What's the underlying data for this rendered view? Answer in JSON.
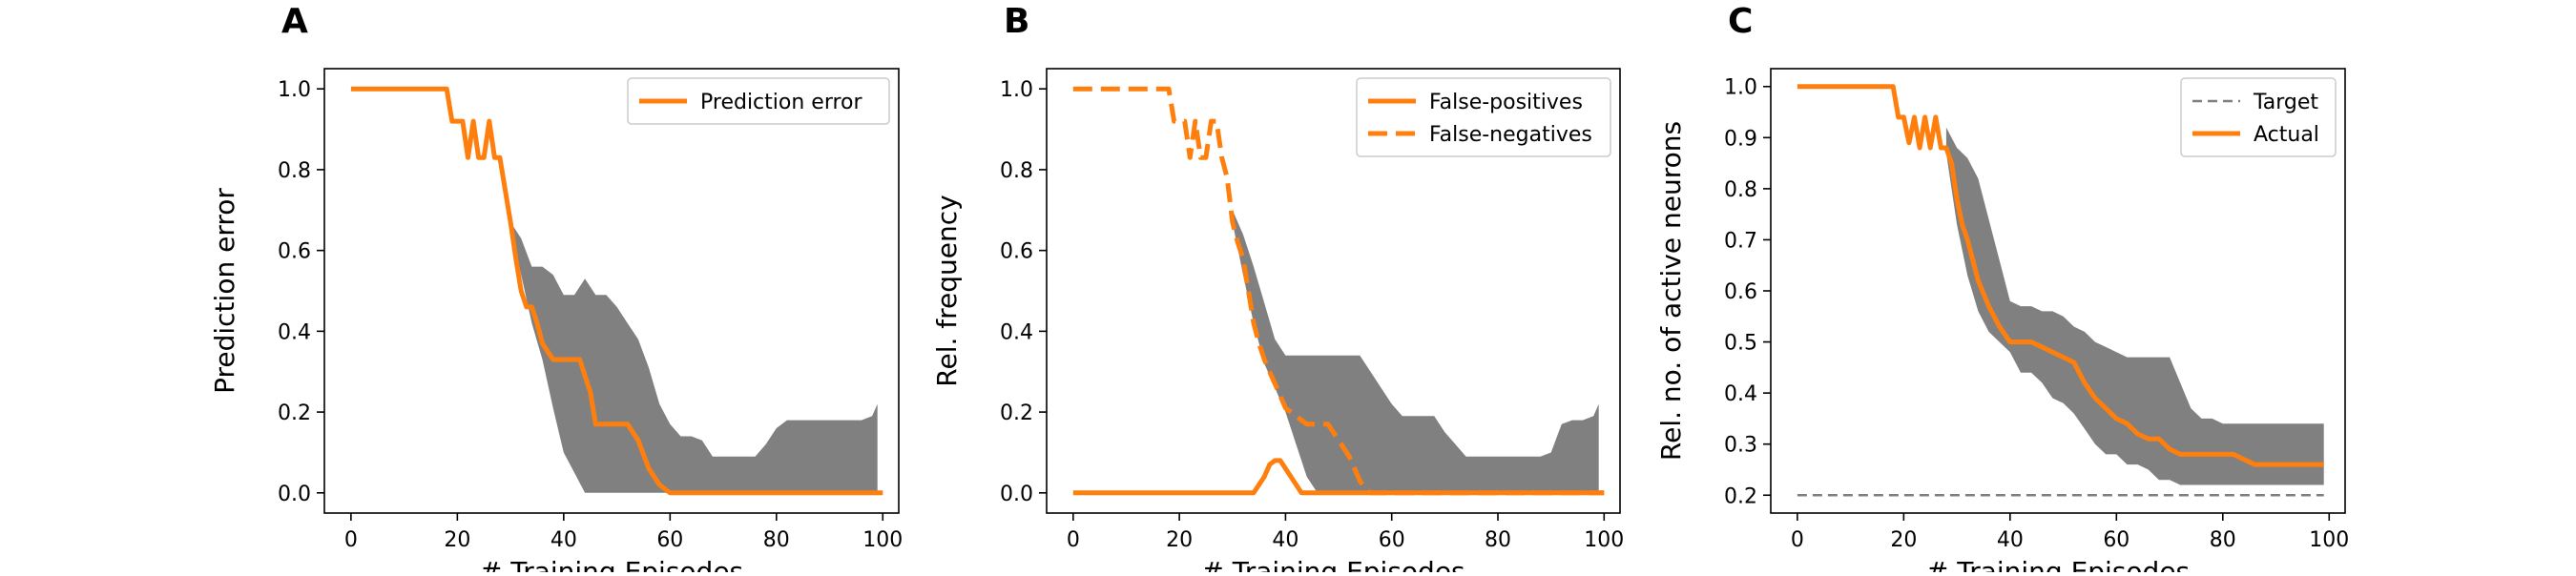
{
  "chart_data": [
    {
      "panel": "A",
      "type": "line",
      "xlabel": "# Training Episodes",
      "ylabel": "Prediction error",
      "xlim": [
        -5,
        103
      ],
      "ylim": [
        -0.05,
        1.05
      ],
      "xticks": [
        0,
        20,
        40,
        60,
        80,
        100
      ],
      "yticks": [
        0.0,
        0.2,
        0.4,
        0.6,
        0.8,
        1.0
      ],
      "ytick_labels": [
        "0.0",
        "0.2",
        "0.4",
        "0.6",
        "0.8",
        "1.0"
      ],
      "legend_position": "top-right",
      "series": [
        {
          "name": "Prediction error",
          "style": "solid",
          "color": "#ff7f0e",
          "x": [
            0,
            18,
            19,
            20,
            21,
            22,
            23,
            24,
            25,
            26,
            27,
            28,
            29,
            30,
            31,
            32,
            33,
            34,
            35,
            36,
            37,
            38,
            40,
            42,
            43,
            44,
            45,
            46,
            48,
            50,
            52,
            54,
            56,
            58,
            60,
            100
          ],
          "y": [
            1.0,
            1.0,
            0.92,
            0.92,
            0.92,
            0.83,
            0.92,
            0.83,
            0.83,
            0.92,
            0.83,
            0.83,
            0.75,
            0.67,
            0.58,
            0.5,
            0.46,
            0.46,
            0.42,
            0.37,
            0.35,
            0.33,
            0.33,
            0.33,
            0.33,
            0.29,
            0.25,
            0.17,
            0.17,
            0.17,
            0.17,
            0.13,
            0.06,
            0.02,
            0.0,
            0.0
          ]
        }
      ],
      "band": {
        "color": "#808080",
        "x": [
          30,
          32,
          34,
          36,
          38,
          40,
          42,
          44,
          46,
          48,
          50,
          52,
          54,
          56,
          58,
          60,
          62,
          64,
          66,
          68,
          70,
          72,
          74,
          76,
          78,
          80,
          82,
          84,
          86,
          88,
          90,
          92,
          94,
          96,
          98,
          99
        ],
        "upper": [
          0.67,
          0.63,
          0.56,
          0.56,
          0.54,
          0.49,
          0.49,
          0.53,
          0.49,
          0.49,
          0.46,
          0.42,
          0.38,
          0.31,
          0.22,
          0.17,
          0.14,
          0.14,
          0.13,
          0.09,
          0.09,
          0.09,
          0.09,
          0.09,
          0.12,
          0.16,
          0.18,
          0.18,
          0.18,
          0.18,
          0.18,
          0.18,
          0.18,
          0.18,
          0.19,
          0.22
        ],
        "lower": [
          0.65,
          0.54,
          0.42,
          0.33,
          0.21,
          0.1,
          0.05,
          0.0,
          0.0,
          0.0,
          0.0,
          0.0,
          0.0,
          0.0,
          0.0,
          0.0,
          0.0,
          0.0,
          0.0,
          0.0,
          0.0,
          0.0,
          0.0,
          0.0,
          0.0,
          0.0,
          0.0,
          0.0,
          0.0,
          0.0,
          0.0,
          0.0,
          0.0,
          0.0,
          0.0,
          0.0
        ]
      }
    },
    {
      "panel": "B",
      "type": "line",
      "xlabel": "# Training Episodes",
      "ylabel": "Rel. frequency",
      "xlim": [
        -5,
        103
      ],
      "ylim": [
        -0.05,
        1.05
      ],
      "xticks": [
        0,
        20,
        40,
        60,
        80,
        100
      ],
      "yticks": [
        0.0,
        0.2,
        0.4,
        0.6,
        0.8,
        1.0
      ],
      "ytick_labels": [
        "0.0",
        "0.2",
        "0.4",
        "0.6",
        "0.8",
        "1.0"
      ],
      "legend_position": "top-right",
      "series": [
        {
          "name": "False-positives",
          "style": "solid",
          "color": "#ff7f0e",
          "x": [
            0,
            33,
            34,
            35,
            36,
            37,
            38,
            39,
            40,
            41,
            42,
            43,
            100
          ],
          "y": [
            0.0,
            0.0,
            0.0,
            0.02,
            0.04,
            0.07,
            0.08,
            0.08,
            0.06,
            0.04,
            0.02,
            0.0,
            0.0
          ]
        },
        {
          "name": "False-negatives",
          "style": "dashed",
          "color": "#ff7f0e",
          "x": [
            0,
            18,
            19,
            20,
            21,
            22,
            23,
            24,
            25,
            26,
            27,
            28,
            29,
            30,
            31,
            32,
            33,
            34,
            35,
            36,
            37,
            38,
            39,
            40,
            41,
            42,
            43,
            44,
            45,
            46,
            48,
            50,
            52,
            53,
            54,
            55,
            56,
            57,
            100
          ],
          "y": [
            1.0,
            1.0,
            0.92,
            0.92,
            0.92,
            0.83,
            0.92,
            0.83,
            0.83,
            0.92,
            0.92,
            0.83,
            0.78,
            0.67,
            0.62,
            0.58,
            0.5,
            0.42,
            0.37,
            0.33,
            0.3,
            0.27,
            0.24,
            0.21,
            0.2,
            0.19,
            0.18,
            0.17,
            0.17,
            0.17,
            0.17,
            0.13,
            0.09,
            0.06,
            0.03,
            0.01,
            0.0,
            0.0,
            0.0
          ]
        }
      ],
      "band": {
        "color": "#808080",
        "x": [
          30,
          32,
          34,
          36,
          38,
          40,
          42,
          44,
          46,
          48,
          50,
          52,
          54,
          56,
          58,
          60,
          62,
          64,
          66,
          68,
          70,
          72,
          74,
          76,
          78,
          80,
          82,
          84,
          86,
          88,
          90,
          92,
          94,
          96,
          98,
          99
        ],
        "upper": [
          0.7,
          0.64,
          0.56,
          0.47,
          0.38,
          0.34,
          0.34,
          0.34,
          0.34,
          0.34,
          0.34,
          0.34,
          0.34,
          0.3,
          0.26,
          0.22,
          0.19,
          0.19,
          0.19,
          0.19,
          0.15,
          0.12,
          0.09,
          0.09,
          0.09,
          0.09,
          0.09,
          0.09,
          0.09,
          0.09,
          0.1,
          0.17,
          0.18,
          0.18,
          0.19,
          0.22
        ],
        "lower": [
          0.67,
          0.54,
          0.42,
          0.32,
          0.26,
          0.2,
          0.12,
          0.04,
          0.0,
          0.0,
          0.0,
          0.0,
          0.0,
          0.0,
          0.0,
          0.0,
          0.0,
          0.0,
          0.0,
          0.0,
          0.0,
          0.0,
          0.0,
          0.0,
          0.0,
          0.0,
          0.0,
          0.0,
          0.0,
          0.0,
          0.0,
          0.0,
          0.0,
          0.0,
          0.0,
          0.0
        ]
      }
    },
    {
      "panel": "C",
      "type": "line",
      "xlabel": "# Training Episodes",
      "ylabel": "Rel. no. of active neurons",
      "xlim": [
        -5,
        103
      ],
      "ylim": [
        0.165,
        1.035
      ],
      "xticks": [
        0,
        20,
        40,
        60,
        80,
        100
      ],
      "yticks": [
        0.2,
        0.3,
        0.4,
        0.5,
        0.6,
        0.7,
        0.8,
        0.9,
        1.0
      ],
      "ytick_labels": [
        "0.2",
        "0.3",
        "0.4",
        "0.5",
        "0.6",
        "0.7",
        "0.8",
        "0.9",
        "1.0"
      ],
      "legend_position": "top-right",
      "series": [
        {
          "name": "Target",
          "style": "dashed",
          "color": "#7f7f7f",
          "x": [
            0,
            99
          ],
          "y": [
            0.2,
            0.2
          ]
        },
        {
          "name": "Actual",
          "style": "solid",
          "color": "#ff7f0e",
          "x": [
            0,
            18,
            19,
            20,
            21,
            22,
            23,
            24,
            25,
            26,
            27,
            28,
            29,
            30,
            31,
            32,
            33,
            34,
            36,
            38,
            40,
            42,
            44,
            46,
            48,
            50,
            52,
            54,
            56,
            58,
            60,
            62,
            64,
            66,
            68,
            70,
            72,
            74,
            76,
            78,
            80,
            82,
            84,
            86,
            88,
            90,
            92,
            94,
            96,
            98,
            99
          ],
          "y": [
            1.0,
            1.0,
            0.94,
            0.94,
            0.89,
            0.94,
            0.88,
            0.94,
            0.88,
            0.94,
            0.88,
            0.88,
            0.85,
            0.78,
            0.73,
            0.7,
            0.66,
            0.62,
            0.57,
            0.53,
            0.5,
            0.5,
            0.5,
            0.49,
            0.48,
            0.47,
            0.46,
            0.42,
            0.39,
            0.37,
            0.35,
            0.34,
            0.32,
            0.31,
            0.31,
            0.29,
            0.28,
            0.28,
            0.28,
            0.28,
            0.28,
            0.28,
            0.27,
            0.26,
            0.26,
            0.26,
            0.26,
            0.26,
            0.26,
            0.26,
            0.26
          ]
        }
      ],
      "band": {
        "color": "#808080",
        "x": [
          28,
          30,
          32,
          34,
          36,
          38,
          40,
          42,
          44,
          46,
          48,
          50,
          52,
          54,
          56,
          58,
          60,
          62,
          64,
          66,
          68,
          70,
          72,
          74,
          76,
          78,
          80,
          82,
          84,
          86,
          88,
          90,
          92,
          94,
          96,
          98,
          99
        ],
        "upper": [
          0.92,
          0.88,
          0.86,
          0.82,
          0.74,
          0.66,
          0.58,
          0.57,
          0.57,
          0.56,
          0.56,
          0.55,
          0.53,
          0.52,
          0.5,
          0.49,
          0.48,
          0.47,
          0.47,
          0.47,
          0.47,
          0.47,
          0.42,
          0.37,
          0.35,
          0.35,
          0.34,
          0.34,
          0.34,
          0.34,
          0.34,
          0.34,
          0.34,
          0.34,
          0.34,
          0.34,
          0.34
        ],
        "lower": [
          0.87,
          0.73,
          0.63,
          0.56,
          0.52,
          0.5,
          0.48,
          0.44,
          0.44,
          0.42,
          0.39,
          0.38,
          0.36,
          0.33,
          0.3,
          0.28,
          0.28,
          0.26,
          0.26,
          0.25,
          0.23,
          0.23,
          0.22,
          0.22,
          0.22,
          0.22,
          0.22,
          0.22,
          0.22,
          0.22,
          0.22,
          0.22,
          0.22,
          0.22,
          0.22,
          0.22,
          0.22
        ]
      }
    }
  ]
}
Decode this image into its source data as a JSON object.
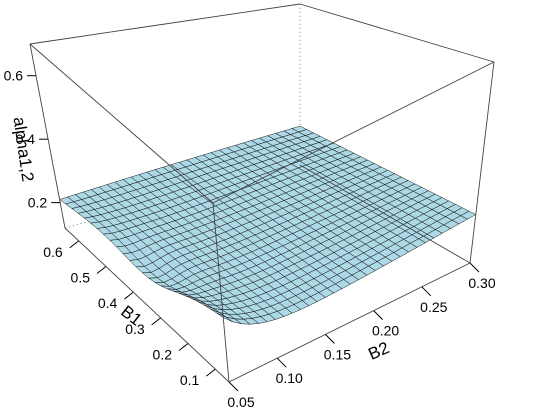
{
  "chart_data": {
    "type": "surface",
    "title": "",
    "x_axis": {
      "label": "B2",
      "range": [
        0.05,
        0.3
      ],
      "ticks": [
        "0.05",
        "0.10",
        "0.15",
        "0.20",
        "0.25",
        "0.30"
      ]
    },
    "y_axis": {
      "label": "B1",
      "range": [
        0.05,
        0.65
      ],
      "ticks": [
        "0.1",
        "0.2",
        "0.3",
        "0.4",
        "0.5",
        "0.6"
      ]
    },
    "z_axis": {
      "label": "alpha1,2",
      "range": [
        0.12,
        0.7
      ],
      "ticks": [
        "0.2",
        "0.4",
        "0.6"
      ]
    },
    "surface_color": "#add8e6",
    "grid_color": "#000000",
    "box": "dotted"
  }
}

**Direction:** Take the line containing "Decode this image" and every line after it up to the end of the data, and write them out exactly, without the pictures.

**Reply:**
Decode this image into its source data as a JSON object.
{
  "chart_data": {
    "type": "surface",
    "title": "",
    "x_axis": {
      "label": "B2",
      "range": [
        0.05,
        0.3
      ],
      "ticks": [
        "0.05",
        "0.10",
        "0.15",
        "0.20",
        "0.25",
        "0.30"
      ]
    },
    "y_axis": {
      "label": "B1",
      "range": [
        0.05,
        0.65
      ],
      "ticks": [
        "0.1",
        "0.2",
        "0.3",
        "0.4",
        "0.5",
        "0.6"
      ]
    },
    "z_axis": {
      "label": "alpha1,2",
      "range": [
        0.12,
        0.7
      ],
      "ticks": [
        "0.2",
        "0.4",
        "0.6"
      ]
    },
    "surface_color": "#add8e6",
    "grid_color": "#000000",
    "box": "dotted"
  }
}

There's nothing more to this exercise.